[DATASET RECORDS]:
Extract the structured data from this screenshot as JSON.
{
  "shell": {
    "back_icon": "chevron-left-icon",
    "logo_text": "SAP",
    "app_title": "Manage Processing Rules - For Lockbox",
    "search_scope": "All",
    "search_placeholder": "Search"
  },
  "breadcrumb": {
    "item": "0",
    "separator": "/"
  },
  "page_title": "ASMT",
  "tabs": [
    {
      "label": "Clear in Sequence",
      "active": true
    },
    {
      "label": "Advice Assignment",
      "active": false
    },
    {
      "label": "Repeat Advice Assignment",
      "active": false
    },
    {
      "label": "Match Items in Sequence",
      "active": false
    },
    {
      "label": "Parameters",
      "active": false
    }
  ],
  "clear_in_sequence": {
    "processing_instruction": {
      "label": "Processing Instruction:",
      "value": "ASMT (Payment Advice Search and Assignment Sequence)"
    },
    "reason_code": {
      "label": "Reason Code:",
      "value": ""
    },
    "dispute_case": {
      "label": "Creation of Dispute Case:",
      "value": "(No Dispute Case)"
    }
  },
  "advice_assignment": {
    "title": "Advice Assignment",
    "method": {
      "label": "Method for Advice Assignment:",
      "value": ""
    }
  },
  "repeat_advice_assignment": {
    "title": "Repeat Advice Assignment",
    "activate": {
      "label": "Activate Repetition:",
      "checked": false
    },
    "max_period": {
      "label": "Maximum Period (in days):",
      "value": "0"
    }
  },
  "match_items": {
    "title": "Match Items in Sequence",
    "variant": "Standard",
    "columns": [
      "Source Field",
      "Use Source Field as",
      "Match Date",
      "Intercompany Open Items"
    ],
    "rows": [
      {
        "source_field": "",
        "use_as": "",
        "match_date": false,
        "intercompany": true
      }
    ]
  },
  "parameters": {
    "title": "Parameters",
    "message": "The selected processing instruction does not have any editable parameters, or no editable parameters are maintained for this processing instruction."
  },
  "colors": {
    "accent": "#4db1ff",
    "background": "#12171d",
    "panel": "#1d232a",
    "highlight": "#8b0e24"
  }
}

[PROBLEM TO WORK ON]:
Nothing should be changed: write out all of the data as is.

[RESULT OF THIS EXERCISE]:
Extract the structured data from this screenshot as JSON.
{
  "shell": {
    "back_icon": "chevron-left-icon",
    "logo_text": "SAP",
    "app_title": "Manage Processing Rules - For Lockbox",
    "search_scope": "All",
    "search_placeholder": "Search"
  },
  "breadcrumb": {
    "item": "0",
    "separator": "/"
  },
  "page_title": "ASMT",
  "tabs": [
    {
      "label": "Clear in Sequence",
      "active": true
    },
    {
      "label": "Advice Assignment",
      "active": false
    },
    {
      "label": "Repeat Advice Assignment",
      "active": false
    },
    {
      "label": "Match Items in Sequence",
      "active": false
    },
    {
      "label": "Parameters",
      "active": false
    }
  ],
  "clear_in_sequence": {
    "processing_instruction": {
      "label": "Processing Instruction:",
      "value": "ASMT (Payment Advice Search and Assignment Sequence)"
    },
    "reason_code": {
      "label": "Reason Code:",
      "value": ""
    },
    "dispute_case": {
      "label": "Creation of Dispute Case:",
      "value": "(No Dispute Case)"
    }
  },
  "advice_assignment": {
    "title": "Advice Assignment",
    "method": {
      "label": "Method for Advice Assignment:",
      "value": ""
    }
  },
  "repeat_advice_assignment": {
    "title": "Repeat Advice Assignment",
    "activate": {
      "label": "Activate Repetition:",
      "checked": false
    },
    "max_period": {
      "label": "Maximum Period (in days):",
      "value": "0"
    }
  },
  "match_items": {
    "title": "Match Items in Sequence",
    "variant": "Standard",
    "columns": [
      "Source Field",
      "Use Source Field as",
      "Match Date",
      "Intercompany Open Items"
    ],
    "rows": [
      {
        "source_field": "",
        "use_as": "",
        "match_date": false,
        "intercompany": true
      }
    ]
  },
  "parameters": {
    "title": "Parameters",
    "message": "The selected processing instruction does not have any editable parameters, or no editable parameters are maintained for this processing instruction."
  },
  "colors": {
    "accent": "#4db1ff",
    "background": "#12171d",
    "panel": "#1d232a",
    "highlight": "#8b0e24"
  }
}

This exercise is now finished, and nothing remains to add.